Task to carry out ->
Please retype every line of the rows below character for character, leaving out the pictures.

Data for processing ->
§ §

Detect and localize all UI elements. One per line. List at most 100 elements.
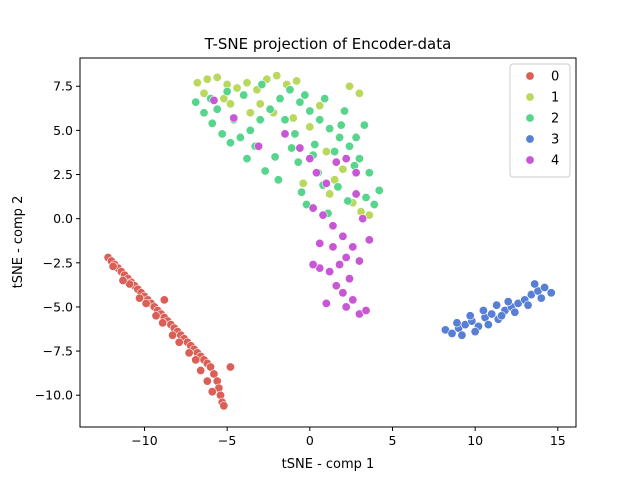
scatter-point-class-4 xyxy=(358,214,368,224)
scatter-point-class-2 xyxy=(217,129,227,139)
scatter-point-class-3 xyxy=(536,293,546,303)
scatter-point-class-4 xyxy=(341,253,351,263)
scatter-point-class-1 xyxy=(315,101,325,111)
scatter-point-class-4 xyxy=(321,298,331,308)
scatter-point-class-4 xyxy=(321,178,331,188)
legend-label-1: 1 xyxy=(551,91,559,106)
y-tick-label: −10.0 xyxy=(35,388,73,403)
scatter-point-class-2 xyxy=(255,115,265,125)
scatter-point-class-0 xyxy=(159,295,169,305)
y-tick-label: −5.0 xyxy=(43,299,73,314)
scatter-point-class-3 xyxy=(483,320,493,330)
scatter-point-class-2 xyxy=(295,97,305,107)
scatter-point-class-4 xyxy=(354,256,364,266)
scatter-point-class-2 xyxy=(245,125,255,135)
scatter-point-class-4 xyxy=(348,242,358,252)
legend-marker-2 xyxy=(525,113,535,123)
scatter-point-class-2 xyxy=(310,140,320,150)
scatter-point-class-0 xyxy=(158,318,168,328)
scatter-point-class-4 xyxy=(229,113,239,123)
x-tick-label: 5 xyxy=(389,433,397,448)
legend-marker-0 xyxy=(525,71,535,81)
scatter-point-class-1 xyxy=(202,74,212,84)
scatter-point-class-4 xyxy=(295,143,305,153)
scatter-point-class-1 xyxy=(242,78,252,88)
y-tick-label: 0.0 xyxy=(53,211,73,226)
scatter-point-class-1 xyxy=(255,99,265,109)
y-tick-label: 7.5 xyxy=(53,79,73,94)
scatter-point-class-4 xyxy=(348,295,358,305)
scatter-point-class-4 xyxy=(364,235,374,245)
x-tick-label: 0 xyxy=(306,433,314,448)
scatter-point-class-0 xyxy=(168,330,178,340)
legend-box xyxy=(509,63,571,178)
scatter-point-class-2 xyxy=(354,154,364,164)
scatter-point-class-4 xyxy=(315,238,325,248)
x-tick-label: 15 xyxy=(550,433,566,448)
scatter-point-class-0 xyxy=(135,293,145,303)
scatter-point-class-2 xyxy=(191,97,201,107)
scatter-point-class-0 xyxy=(202,376,212,386)
legend-label-2: 2 xyxy=(551,112,559,127)
scatter-point-class-2 xyxy=(257,79,267,89)
scatter-point-class-2 xyxy=(351,132,361,142)
scatter-point-class-3 xyxy=(503,297,513,307)
scatter-point-class-2 xyxy=(343,196,353,206)
scatter-points xyxy=(103,71,556,411)
scatter-point-class-2 xyxy=(340,106,350,116)
scatter-point-class-1 xyxy=(325,189,335,199)
scatter-point-class-1 xyxy=(292,76,302,86)
scatter-point-class-3 xyxy=(447,328,457,338)
scatter-point-class-2 xyxy=(336,120,346,130)
scatter-point-class-1 xyxy=(354,88,364,98)
scatter-point-class-4 xyxy=(341,154,351,164)
scatter-point-class-2 xyxy=(359,120,369,130)
scatter-point-class-0 xyxy=(184,348,194,358)
scatter-point-class-0 xyxy=(219,401,229,411)
y-tick-label: −2.5 xyxy=(43,255,73,270)
scatter-point-class-2 xyxy=(320,94,330,104)
legend-marker-3 xyxy=(525,134,535,144)
plot-frame xyxy=(79,57,577,428)
legend-label-3: 3 xyxy=(551,133,559,148)
y-tick-label: −7.5 xyxy=(43,344,73,359)
scatter-point-class-0 xyxy=(151,311,161,321)
scatter-point-class-3 xyxy=(497,311,507,321)
scatter-point-class-3 xyxy=(523,300,533,310)
scatter-point-class-2 xyxy=(333,182,343,192)
scatter-point-class-2 xyxy=(242,154,252,164)
scatter-point-class-4 xyxy=(318,210,328,220)
scatter-point-class-2 xyxy=(280,115,290,125)
scatter-point-class-1 xyxy=(245,108,255,118)
scatter-point-class-2 xyxy=(199,108,209,118)
scatter-point-class-1 xyxy=(272,71,282,81)
scatter-point-class-4 xyxy=(311,168,321,178)
scatter-point-class-4 xyxy=(325,267,335,277)
scatter-point-class-0 xyxy=(225,362,235,372)
scatter-point-class-2 xyxy=(361,192,371,202)
scatter-point-class-1 xyxy=(225,99,235,109)
scatter-point-class-2 xyxy=(330,147,340,157)
scatter-point-class-4 xyxy=(331,281,341,291)
scatter-point-class-2 xyxy=(275,94,285,104)
scatter-point-class-2 xyxy=(325,124,335,134)
scatter-point-class-4 xyxy=(280,129,290,139)
scatter-point-class-4 xyxy=(338,288,348,298)
scatter-point-class-4 xyxy=(351,168,361,178)
scatter-point-class-2 xyxy=(212,104,222,114)
scatter-point-class-3 xyxy=(457,330,467,340)
scatter-point-class-4 xyxy=(351,189,361,199)
scatter-point-class-2 xyxy=(344,141,354,151)
scatter-point-class-0 xyxy=(191,355,201,365)
scatter-point-class-3 xyxy=(492,300,502,310)
scatter-point-class-2 xyxy=(273,175,283,185)
legend-label-4: 4 xyxy=(551,154,559,169)
scatter-point-class-4 xyxy=(338,231,348,241)
scatter-point-class-2 xyxy=(293,157,303,167)
scatter-point-class-2 xyxy=(265,104,275,114)
scatter-point-class-4 xyxy=(254,141,264,151)
chart-title: T-SNE projection of Encoder-data xyxy=(204,35,452,53)
scatter-point-class-4 xyxy=(308,203,318,213)
scatter-point-class-3 xyxy=(530,279,540,289)
scatter-point-class-3 xyxy=(465,311,475,321)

§ §

Answer for the task ->
Detect and localize all UI elements. One per line. List at most 100 elements.
scatter-point-class-4 xyxy=(358,214,368,224)
scatter-point-class-2 xyxy=(217,129,227,139)
scatter-point-class-3 xyxy=(536,293,546,303)
scatter-point-class-4 xyxy=(341,253,351,263)
scatter-point-class-1 xyxy=(315,101,325,111)
scatter-point-class-4 xyxy=(321,298,331,308)
scatter-point-class-4 xyxy=(321,178,331,188)
legend-label-1: 1 xyxy=(551,91,559,106)
y-tick-label: −10.0 xyxy=(35,388,73,403)
scatter-point-class-2 xyxy=(255,115,265,125)
scatter-point-class-0 xyxy=(159,295,169,305)
y-tick-label: −5.0 xyxy=(43,299,73,314)
scatter-point-class-3 xyxy=(483,320,493,330)
scatter-point-class-2 xyxy=(295,97,305,107)
scatter-point-class-4 xyxy=(354,256,364,266)
scatter-point-class-2 xyxy=(245,125,255,135)
scatter-point-class-4 xyxy=(348,242,358,252)
legend-marker-2 xyxy=(525,113,535,123)
scatter-point-class-2 xyxy=(310,140,320,150)
scatter-point-class-0 xyxy=(158,318,168,328)
scatter-point-class-4 xyxy=(229,113,239,123)
x-tick-label: 5 xyxy=(389,433,397,448)
legend-marker-0 xyxy=(525,71,535,81)
scatter-point-class-1 xyxy=(202,74,212,84)
scatter-point-class-4 xyxy=(295,143,305,153)
scatter-point-class-1 xyxy=(242,78,252,88)
y-tick-label: 0.0 xyxy=(53,211,73,226)
scatter-point-class-1 xyxy=(255,99,265,109)
y-tick-label: 7.5 xyxy=(53,79,73,94)
scatter-point-class-4 xyxy=(348,295,358,305)
scatter-point-class-4 xyxy=(364,235,374,245)
x-tick-label: 0 xyxy=(306,433,314,448)
scatter-point-class-0 xyxy=(168,330,178,340)
legend-box xyxy=(509,63,571,178)
scatter-point-class-2 xyxy=(354,154,364,164)
scatter-point-class-4 xyxy=(315,238,325,248)
x-tick-label: 15 xyxy=(550,433,566,448)
scatter-point-class-0 xyxy=(135,293,145,303)
scatter-point-class-2 xyxy=(191,97,201,107)
scatter-point-class-0 xyxy=(202,376,212,386)
legend-label-2: 2 xyxy=(551,112,559,127)
scatter-point-class-2 xyxy=(257,79,267,89)
scatter-point-class-2 xyxy=(351,132,361,142)
scatter-point-class-3 xyxy=(503,297,513,307)
scatter-point-class-2 xyxy=(343,196,353,206)
scatter-points xyxy=(103,71,556,411)
scatter-point-class-2 xyxy=(340,106,350,116)
scatter-point-class-1 xyxy=(325,189,335,199)
scatter-point-class-1 xyxy=(292,76,302,86)
scatter-point-class-3 xyxy=(447,328,457,338)
scatter-point-class-2 xyxy=(336,120,346,130)
scatter-point-class-1 xyxy=(354,88,364,98)
scatter-point-class-4 xyxy=(341,154,351,164)
scatter-point-class-2 xyxy=(359,120,369,130)
scatter-point-class-0 xyxy=(184,348,194,358)
scatter-point-class-0 xyxy=(219,401,229,411)
y-tick-label: −2.5 xyxy=(43,255,73,270)
scatter-point-class-2 xyxy=(320,94,330,104)
legend-marker-3 xyxy=(525,134,535,144)
plot-frame xyxy=(79,57,577,428)
legend-label-3: 3 xyxy=(551,133,559,148)
y-tick-label: −7.5 xyxy=(43,344,73,359)
scatter-point-class-0 xyxy=(151,311,161,321)
scatter-point-class-3 xyxy=(497,311,507,321)
scatter-point-class-3 xyxy=(523,300,533,310)
scatter-point-class-2 xyxy=(333,182,343,192)
scatter-point-class-2 xyxy=(242,154,252,164)
scatter-point-class-4 xyxy=(318,210,328,220)
scatter-point-class-2 xyxy=(280,115,290,125)
scatter-point-class-1 xyxy=(245,108,255,118)
scatter-point-class-2 xyxy=(199,108,209,118)
scatter-point-class-1 xyxy=(272,71,282,81)
scatter-point-class-4 xyxy=(311,168,321,178)
scatter-point-class-4 xyxy=(325,267,335,277)
scatter-point-class-0 xyxy=(225,362,235,372)
scatter-point-class-2 xyxy=(361,192,371,202)
scatter-point-class-1 xyxy=(225,99,235,109)
scatter-point-class-2 xyxy=(330,147,340,157)
scatter-point-class-4 xyxy=(331,281,341,291)
scatter-point-class-2 xyxy=(275,94,285,104)
scatter-point-class-2 xyxy=(325,124,335,134)
scatter-point-class-4 xyxy=(280,129,290,139)
scatter-point-class-4 xyxy=(338,288,348,298)
scatter-point-class-4 xyxy=(351,168,361,178)
scatter-point-class-2 xyxy=(212,104,222,114)
scatter-point-class-3 xyxy=(457,330,467,340)
scatter-point-class-4 xyxy=(351,189,361,199)
scatter-point-class-2 xyxy=(344,141,354,151)
scatter-point-class-0 xyxy=(191,355,201,365)
scatter-point-class-3 xyxy=(492,300,502,310)
scatter-point-class-2 xyxy=(273,175,283,185)
legend-label-4: 4 xyxy=(551,154,559,169)
scatter-point-class-4 xyxy=(338,231,348,241)
scatter-point-class-2 xyxy=(293,157,303,167)
scatter-point-class-2 xyxy=(265,104,275,114)
scatter-point-class-4 xyxy=(254,141,264,151)
chart-title: T-SNE projection of Encoder-data xyxy=(204,35,452,53)
scatter-point-class-4 xyxy=(308,203,318,213)
scatter-point-class-3 xyxy=(530,279,540,289)
scatter-point-class-3 xyxy=(465,311,475,321)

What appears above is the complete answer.